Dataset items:
____________________

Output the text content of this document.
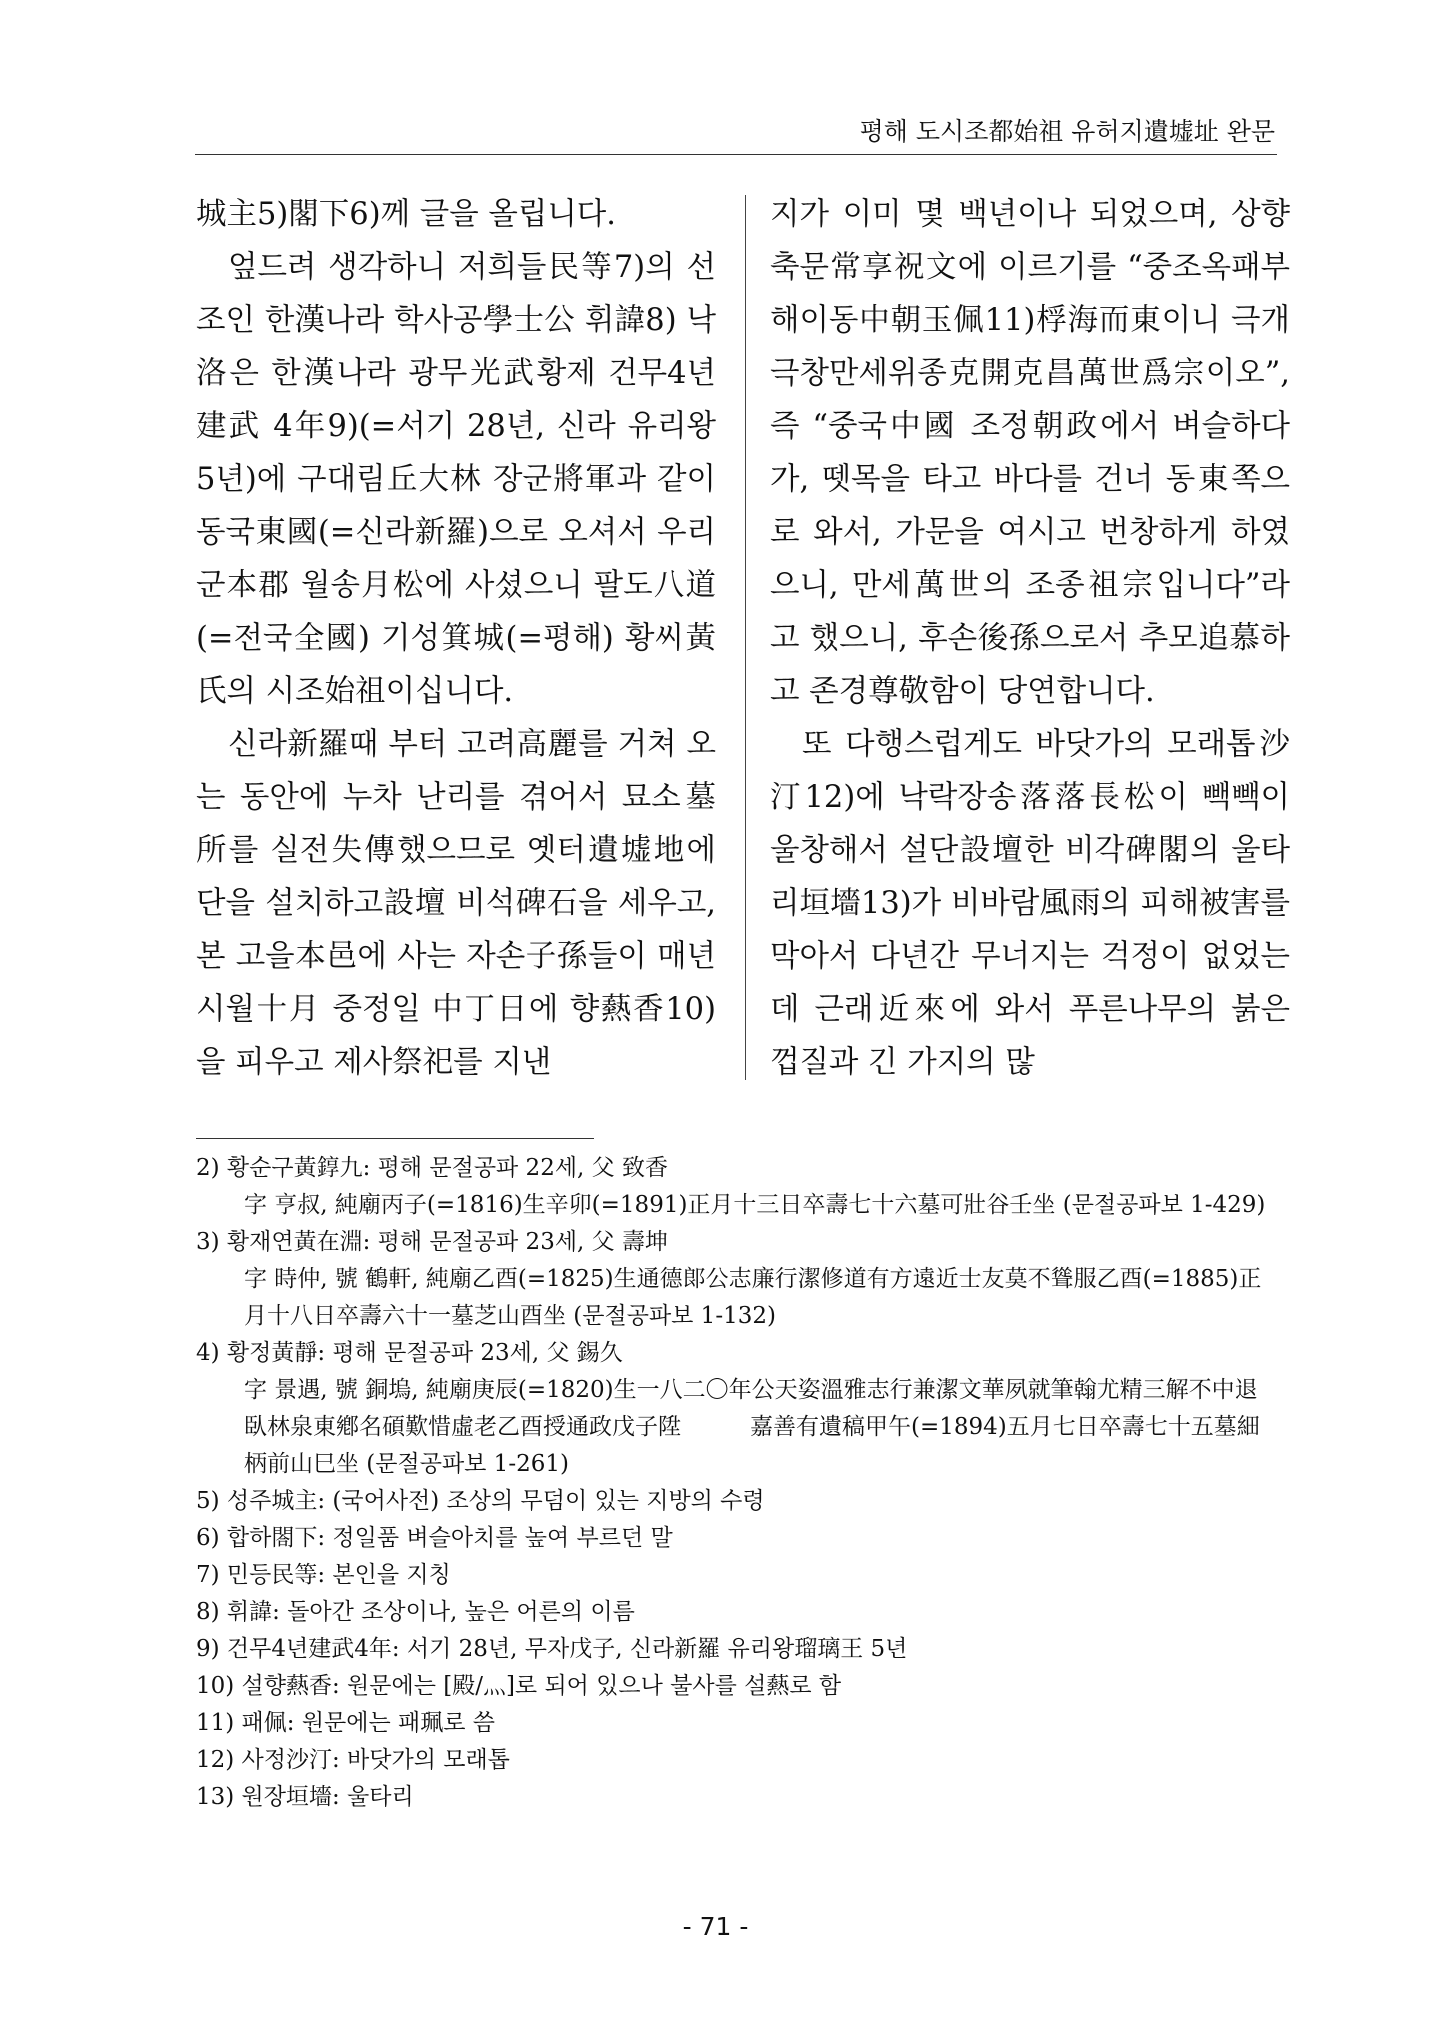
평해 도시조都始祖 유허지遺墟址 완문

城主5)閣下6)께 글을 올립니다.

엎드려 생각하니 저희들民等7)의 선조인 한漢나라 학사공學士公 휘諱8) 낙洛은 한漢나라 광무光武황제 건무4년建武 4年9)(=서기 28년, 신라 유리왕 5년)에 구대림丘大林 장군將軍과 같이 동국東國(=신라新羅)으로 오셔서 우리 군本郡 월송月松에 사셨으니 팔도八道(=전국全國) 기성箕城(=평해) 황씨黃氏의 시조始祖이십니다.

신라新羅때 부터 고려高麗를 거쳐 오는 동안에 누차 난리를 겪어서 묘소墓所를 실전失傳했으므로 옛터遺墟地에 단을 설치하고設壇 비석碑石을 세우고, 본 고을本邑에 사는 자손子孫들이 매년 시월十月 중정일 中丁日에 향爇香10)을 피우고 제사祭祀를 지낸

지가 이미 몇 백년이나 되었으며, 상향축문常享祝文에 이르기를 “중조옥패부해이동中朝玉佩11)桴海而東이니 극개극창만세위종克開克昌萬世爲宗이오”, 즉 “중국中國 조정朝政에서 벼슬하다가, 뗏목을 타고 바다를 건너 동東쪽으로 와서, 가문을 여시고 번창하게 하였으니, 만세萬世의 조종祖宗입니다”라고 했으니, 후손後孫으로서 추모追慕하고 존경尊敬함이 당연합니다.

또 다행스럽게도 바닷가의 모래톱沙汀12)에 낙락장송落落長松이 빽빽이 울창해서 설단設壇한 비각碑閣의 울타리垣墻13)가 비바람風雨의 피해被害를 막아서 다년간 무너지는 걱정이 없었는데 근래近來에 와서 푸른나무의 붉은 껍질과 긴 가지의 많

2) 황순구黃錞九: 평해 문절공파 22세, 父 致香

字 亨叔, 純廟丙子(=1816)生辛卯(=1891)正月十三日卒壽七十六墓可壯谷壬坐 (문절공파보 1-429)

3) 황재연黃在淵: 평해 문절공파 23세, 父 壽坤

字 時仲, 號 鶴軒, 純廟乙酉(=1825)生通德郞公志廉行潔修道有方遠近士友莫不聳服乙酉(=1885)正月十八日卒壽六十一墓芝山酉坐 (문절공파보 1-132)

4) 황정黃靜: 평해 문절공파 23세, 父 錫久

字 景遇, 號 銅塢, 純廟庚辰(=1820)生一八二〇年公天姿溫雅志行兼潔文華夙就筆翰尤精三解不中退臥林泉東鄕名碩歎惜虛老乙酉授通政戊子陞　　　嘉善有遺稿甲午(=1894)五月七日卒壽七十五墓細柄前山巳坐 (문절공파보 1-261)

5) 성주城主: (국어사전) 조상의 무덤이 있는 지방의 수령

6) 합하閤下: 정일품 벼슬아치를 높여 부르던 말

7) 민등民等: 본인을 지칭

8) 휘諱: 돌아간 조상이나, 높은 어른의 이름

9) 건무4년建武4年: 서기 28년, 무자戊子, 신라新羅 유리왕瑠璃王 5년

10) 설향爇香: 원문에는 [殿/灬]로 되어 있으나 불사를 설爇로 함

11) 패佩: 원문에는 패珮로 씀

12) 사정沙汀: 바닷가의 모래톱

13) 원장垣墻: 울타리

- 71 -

____________________

* YOUR GOAL: Your copy of the data above should match it exactly, except that pictures are left out.

* EXERCISE OUTPUT:
Output the text content of this document.
평해 도시조都始祖 유허지遺墟址 완문

城主5)閣下6)께 글을 올립니다.

엎드려 생각하니 저희들民等7)의 선조인 한漢나라 학사공學士公 휘諱8) 낙洛은 한漢나라 광무光武황제 건무4년建武 4年9)(=서기 28년, 신라 유리왕 5년)에 구대림丘大林 장군將軍과 같이 동국東國(=신라新羅)으로 오셔서 우리 군本郡 월송月松에 사셨으니 팔도八道(=전국全國) 기성箕城(=평해) 황씨黃氏의 시조始祖이십니다.

신라新羅때 부터 고려高麗를 거쳐 오는 동안에 누차 난리를 겪어서 묘소墓所를 실전失傳했으므로 옛터遺墟地에 단을 설치하고設壇 비석碑石을 세우고, 본 고을本邑에 사는 자손子孫들이 매년 시월十月 중정일 中丁日에 향爇香10)을 피우고 제사祭祀를 지낸

지가 이미 몇 백년이나 되었으며, 상향축문常享祝文에 이르기를 “중조옥패부해이동中朝玉佩11)桴海而東이니 극개극창만세위종克開克昌萬世爲宗이오”, 즉 “중국中國 조정朝政에서 벼슬하다가, 뗏목을 타고 바다를 건너 동東쪽으로 와서, 가문을 여시고 번창하게 하였으니, 만세萬世의 조종祖宗입니다”라고 했으니, 후손後孫으로서 추모追慕하고 존경尊敬함이 당연합니다.

또 다행스럽게도 바닷가의 모래톱沙汀12)에 낙락장송落落長松이 빽빽이 울창해서 설단設壇한 비각碑閣의 울타리垣墻13)가 비바람風雨의 피해被害를 막아서 다년간 무너지는 걱정이 없었는데 근래近來에 와서 푸른나무의 붉은 껍질과 긴 가지의 많

2) 황순구黃錞九: 평해 문절공파 22세, 父 致香

字 亨叔, 純廟丙子(=1816)生辛卯(=1891)正月十三日卒壽七十六墓可壯谷壬坐 (문절공파보 1-429)

3) 황재연黃在淵: 평해 문절공파 23세, 父 壽坤

字 時仲, 號 鶴軒, 純廟乙酉(=1825)生通德郞公志廉行潔修道有方遠近士友莫不聳服乙酉(=1885)正月十八日卒壽六十一墓芝山酉坐 (문절공파보 1-132)

4) 황정黃靜: 평해 문절공파 23세, 父 錫久

字 景遇, 號 銅塢, 純廟庚辰(=1820)生一八二〇年公天姿溫雅志行兼潔文華夙就筆翰尤精三解不中退臥林泉東鄕名碩歎惜虛老乙酉授通政戊子陞　　　嘉善有遺稿甲午(=1894)五月七日卒壽七十五墓細柄前山巳坐 (문절공파보 1-261)

5) 성주城主: (국어사전) 조상의 무덤이 있는 지방의 수령

6) 합하閤下: 정일품 벼슬아치를 높여 부르던 말

7) 민등民等: 본인을 지칭

8) 휘諱: 돌아간 조상이나, 높은 어른의 이름

9) 건무4년建武4年: 서기 28년, 무자戊子, 신라新羅 유리왕瑠璃王 5년

10) 설향爇香: 원문에는 [殿/灬]로 되어 있으나 불사를 설爇로 함

11) 패佩: 원문에는 패珮로 씀

12) 사정沙汀: 바닷가의 모래톱

13) 원장垣墻: 울타리

- 71 -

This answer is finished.